• EXERCISE BRIEF: Decide whether each statement below agrees with the interview excerpt on the rice workers, answering yes or no and quoting the deciding words of the excerpt exactly: (a) Don Jesús almost finished engineering at the university. (b) The workers now use baskets instead of metal. (c) Don Jesús does the same work his father and grandfather did.

Eduardo:  More than talking, you have to listen to let them express what they want to express. They appreciate that very much because they are used to how people from my world go to “teach them,” to tell them this is wrong, this is right and so on. But if you start giving—accepting more than giving, if you start to accept their culture—which is incredible, which is, I would say, is much more real. Yes. I think if we were like they are, if humanity could understand what they feel and think and how they live, the world would be better.
     I'm talking about these men I got together with. They are country workers, very simple people, very poor people, but some of them, like that man I showed you first who is in-charge, don Jesús?

RW:  Yes.

Eduardo:  This is what they use now [shows me a photo]. It’s not a basket; it’s metal now. Don Jesús went to school—he almost finished engineering at the university. He’s an educated man now, but he’s a man of rice; that’s his life. He can’t think of himself as something different because that’s what his father did and his grandfather did. For him la Cultura—the tradition and culture of these men and their work—is very important; it’s part of his life.

• COLLECTED DATA:
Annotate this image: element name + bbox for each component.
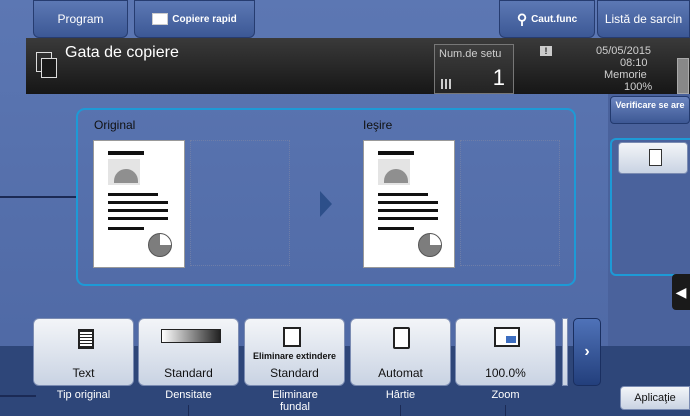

• CORRECT RESULT:
(a) Yes: "he almost finished engineering at the university"
(b) No: "It’s not a basket; it’s metal now."
(c) Yes: "that’s what his father did and his grandfather did"